▸ **TASK DIRECTIONS**: Repeat the material exactly, every line of it.

(Excerpt from a dataset)
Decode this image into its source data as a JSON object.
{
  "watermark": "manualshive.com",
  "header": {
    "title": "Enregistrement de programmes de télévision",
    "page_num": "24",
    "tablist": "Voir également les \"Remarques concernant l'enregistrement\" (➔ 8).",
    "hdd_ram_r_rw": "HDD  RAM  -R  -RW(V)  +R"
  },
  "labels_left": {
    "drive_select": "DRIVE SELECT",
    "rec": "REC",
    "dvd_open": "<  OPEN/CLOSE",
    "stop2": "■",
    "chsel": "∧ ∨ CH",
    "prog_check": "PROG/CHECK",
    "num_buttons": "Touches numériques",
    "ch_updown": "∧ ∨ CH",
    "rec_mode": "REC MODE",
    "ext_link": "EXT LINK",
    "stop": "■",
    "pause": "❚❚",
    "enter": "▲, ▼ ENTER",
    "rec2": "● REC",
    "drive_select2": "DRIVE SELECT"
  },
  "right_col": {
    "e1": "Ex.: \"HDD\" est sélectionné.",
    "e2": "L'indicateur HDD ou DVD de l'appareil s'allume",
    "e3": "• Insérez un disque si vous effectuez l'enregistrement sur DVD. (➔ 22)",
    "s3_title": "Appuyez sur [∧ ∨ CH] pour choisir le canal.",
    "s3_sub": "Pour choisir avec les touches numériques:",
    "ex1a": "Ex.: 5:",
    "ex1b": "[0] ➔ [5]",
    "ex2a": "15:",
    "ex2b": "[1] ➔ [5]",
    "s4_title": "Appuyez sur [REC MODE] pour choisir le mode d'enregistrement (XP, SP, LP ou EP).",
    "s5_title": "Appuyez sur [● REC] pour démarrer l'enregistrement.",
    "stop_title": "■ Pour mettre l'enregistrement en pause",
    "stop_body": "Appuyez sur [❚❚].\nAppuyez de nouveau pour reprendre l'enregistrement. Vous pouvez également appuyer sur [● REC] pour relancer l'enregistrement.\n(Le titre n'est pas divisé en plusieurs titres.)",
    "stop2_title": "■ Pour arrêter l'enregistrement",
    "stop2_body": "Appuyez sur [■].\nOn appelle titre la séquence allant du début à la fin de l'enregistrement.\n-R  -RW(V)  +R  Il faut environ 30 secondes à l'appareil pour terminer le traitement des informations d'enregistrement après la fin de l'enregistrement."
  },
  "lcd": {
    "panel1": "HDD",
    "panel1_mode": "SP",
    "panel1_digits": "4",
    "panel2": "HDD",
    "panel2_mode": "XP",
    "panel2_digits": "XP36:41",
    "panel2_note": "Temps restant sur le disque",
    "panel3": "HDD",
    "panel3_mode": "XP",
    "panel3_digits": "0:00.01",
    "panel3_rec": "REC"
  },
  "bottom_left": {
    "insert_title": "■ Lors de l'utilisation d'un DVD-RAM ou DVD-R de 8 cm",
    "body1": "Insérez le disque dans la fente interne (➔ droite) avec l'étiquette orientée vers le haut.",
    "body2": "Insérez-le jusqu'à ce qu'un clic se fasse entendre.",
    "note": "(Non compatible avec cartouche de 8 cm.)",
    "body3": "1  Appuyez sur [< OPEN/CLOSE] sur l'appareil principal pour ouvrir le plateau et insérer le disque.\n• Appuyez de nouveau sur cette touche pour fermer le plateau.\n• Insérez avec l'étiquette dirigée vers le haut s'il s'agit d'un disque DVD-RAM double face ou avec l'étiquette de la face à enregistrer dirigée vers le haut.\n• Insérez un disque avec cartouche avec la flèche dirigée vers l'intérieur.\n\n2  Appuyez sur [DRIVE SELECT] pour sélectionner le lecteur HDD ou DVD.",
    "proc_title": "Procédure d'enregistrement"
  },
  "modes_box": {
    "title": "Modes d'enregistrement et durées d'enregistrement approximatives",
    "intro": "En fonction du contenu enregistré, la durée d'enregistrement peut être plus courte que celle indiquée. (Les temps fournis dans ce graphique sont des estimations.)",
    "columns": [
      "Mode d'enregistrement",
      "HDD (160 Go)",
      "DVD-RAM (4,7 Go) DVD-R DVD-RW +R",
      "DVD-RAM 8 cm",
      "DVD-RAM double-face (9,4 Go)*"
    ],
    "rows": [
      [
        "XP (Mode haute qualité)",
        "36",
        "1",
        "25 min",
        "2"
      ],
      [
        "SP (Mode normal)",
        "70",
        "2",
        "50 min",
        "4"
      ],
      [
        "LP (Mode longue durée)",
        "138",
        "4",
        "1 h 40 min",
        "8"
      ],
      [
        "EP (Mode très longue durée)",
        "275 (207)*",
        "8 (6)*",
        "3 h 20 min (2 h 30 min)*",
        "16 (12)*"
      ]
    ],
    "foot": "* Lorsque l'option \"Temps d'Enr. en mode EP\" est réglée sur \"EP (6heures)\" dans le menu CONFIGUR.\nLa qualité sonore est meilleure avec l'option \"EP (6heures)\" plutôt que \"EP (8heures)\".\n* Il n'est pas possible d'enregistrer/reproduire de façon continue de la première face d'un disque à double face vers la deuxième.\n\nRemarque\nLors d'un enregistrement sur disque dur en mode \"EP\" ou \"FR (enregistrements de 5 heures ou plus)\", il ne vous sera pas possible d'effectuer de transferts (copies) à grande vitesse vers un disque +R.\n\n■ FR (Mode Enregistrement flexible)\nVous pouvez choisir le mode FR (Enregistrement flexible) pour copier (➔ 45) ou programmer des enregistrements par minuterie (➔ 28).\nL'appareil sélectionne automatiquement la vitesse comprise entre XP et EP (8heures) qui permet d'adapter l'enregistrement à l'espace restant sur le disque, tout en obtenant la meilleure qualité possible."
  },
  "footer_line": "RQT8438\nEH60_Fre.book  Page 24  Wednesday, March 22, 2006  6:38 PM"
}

▸ **RESULT OF THIS EXERCISE**:
Decode this image into its source data as a JSON object.
{
  "watermark": "manualshive.com",
  "header": {
    "title": "Enregistrement de programmes de télévision",
    "page_num": "24",
    "tablist": "Voir également les \"Remarques concernant l'enregistrement\" (➔ 8).",
    "hdd_ram_r_rw": "HDD  RAM  -R  -RW(V)  +R"
  },
  "labels_left": {
    "drive_select": "DRIVE SELECT",
    "rec": "REC",
    "dvd_open": "<  OPEN/CLOSE",
    "stop2": "■",
    "chsel": "∧ ∨ CH",
    "prog_check": "PROG/CHECK",
    "num_buttons": "Touches numériques",
    "ch_updown": "∧ ∨ CH",
    "rec_mode": "REC MODE",
    "ext_link": "EXT LINK",
    "stop": "■",
    "pause": "❚❚",
    "enter": "▲, ▼ ENTER",
    "rec2": "● REC",
    "drive_select2": "DRIVE SELECT"
  },
  "right_col": {
    "e1": "Ex.: \"HDD\" est sélectionné.",
    "e2": "L'indicateur HDD ou DVD de l'appareil s'allume",
    "e3": "• Insérez un disque si vous effectuez l'enregistrement sur DVD. (➔ 22)",
    "s3_title": "Appuyez sur [∧ ∨ CH] pour choisir le canal.",
    "s3_sub": "Pour choisir avec les touches numériques:",
    "ex1a": "Ex.: 5:",
    "ex1b": "[0] ➔ [5]",
    "ex2a": "15:",
    "ex2b": "[1] ➔ [5]",
    "s4_title": "Appuyez sur [REC MODE] pour choisir le mode d'enregistrement (XP, SP, LP ou EP).",
    "s5_title": "Appuyez sur [● REC] pour démarrer l'enregistrement.",
    "stop_title": "■ Pour mettre l'enregistrement en pause",
    "stop_body": "Appuyez sur [❚❚].\nAppuyez de nouveau pour reprendre l'enregistrement. Vous pouvez également appuyer sur [● REC] pour relancer l'enregistrement.\n(Le titre n'est pas divisé en plusieurs titres.)",
    "stop2_title": "■ Pour arrêter l'enregistrement",
    "stop2_body": "Appuyez sur [■].\nOn appelle titre la séquence allant du début à la fin de l'enregistrement.\n-R  -RW(V)  +R  Il faut environ 30 secondes à l'appareil pour terminer le traitement des informations d'enregistrement après la fin de l'enregistrement."
  },
  "lcd": {
    "panel1": "HDD",
    "panel1_mode": "SP",
    "panel1_digits": "4",
    "panel2": "HDD",
    "panel2_mode": "XP",
    "panel2_digits": "XP36:41",
    "panel2_note": "Temps restant sur le disque",
    "panel3": "HDD",
    "panel3_mode": "XP",
    "panel3_digits": "0:00.01",
    "panel3_rec": "REC"
  },
  "bottom_left": {
    "insert_title": "■ Lors de l'utilisation d'un DVD-RAM ou DVD-R de 8 cm",
    "body1": "Insérez le disque dans la fente interne (➔ droite) avec l'étiquette orientée vers le haut.",
    "body2": "Insérez-le jusqu'à ce qu'un clic se fasse entendre.",
    "note": "(Non compatible avec cartouche de 8 cm.)",
    "body3": "1  Appuyez sur [< OPEN/CLOSE] sur l'appareil principal pour ouvrir le plateau et insérer le disque.\n• Appuyez de nouveau sur cette touche pour fermer le plateau.\n• Insérez avec l'étiquette dirigée vers le haut s'il s'agit d'un disque DVD-RAM double face ou avec l'étiquette de la face à enregistrer dirigée vers le haut.\n• Insérez un disque avec cartouche avec la flèche dirigée vers l'intérieur.\n\n2  Appuyez sur [DRIVE SELECT] pour sélectionner le lecteur HDD ou DVD.",
    "proc_title": "Procédure d'enregistrement"
  },
  "modes_box": {
    "title": "Modes d'enregistrement et durées d'enregistrement approximatives",
    "intro": "En fonction du contenu enregistré, la durée d'enregistrement peut être plus courte que celle indiquée. (Les temps fournis dans ce graphique sont des estimations.)",
    "columns": [
      "Mode d'enregistrement",
      "HDD (160 Go)",
      "DVD-RAM (4,7 Go) DVD-R DVD-RW +R",
      "DVD-RAM 8 cm",
      "DVD-RAM double-face (9,4 Go)*"
    ],
    "rows": [
      [
        "XP (Mode haute qualité)",
        "36",
        "1",
        "25 min",
        "2"
      ],
      [
        "SP (Mode normal)",
        "70",
        "2",
        "50 min",
        "4"
      ],
      [
        "LP (Mode longue durée)",
        "138",
        "4",
        "1 h 40 min",
        "8"
      ],
      [
        "EP (Mode très longue durée)",
        "275 (207)*",
        "8 (6)*",
        "3 h 20 min (2 h 30 min)*",
        "16 (12)*"
      ]
    ],
    "foot": "* Lorsque l'option \"Temps d'Enr. en mode EP\" est réglée sur \"EP (6heures)\" dans le menu CONFIGUR.\nLa qualité sonore est meilleure avec l'option \"EP (6heures)\" plutôt que \"EP (8heures)\".\n* Il n'est pas possible d'enregistrer/reproduire de façon continue de la première face d'un disque à double face vers la deuxième.\n\nRemarque\nLors d'un enregistrement sur disque dur en mode \"EP\" ou \"FR (enregistrements de 5 heures ou plus)\", il ne vous sera pas possible d'effectuer de transferts (copies) à grande vitesse vers un disque +R.\n\n■ FR (Mode Enregistrement flexible)\nVous pouvez choisir le mode FR (Enregistrement flexible) pour copier (➔ 45) ou programmer des enregistrements par minuterie (➔ 28).\nL'appareil sélectionne automatiquement la vitesse comprise entre XP et EP (8heures) qui permet d'adapter l'enregistrement à l'espace restant sur le disque, tout en obtenant la meilleure qualité possible."
  },
  "footer_line": "RQT8438\nEH60_Fre.book  Page 24  Wednesday, March 22, 2006  6:38 PM"
}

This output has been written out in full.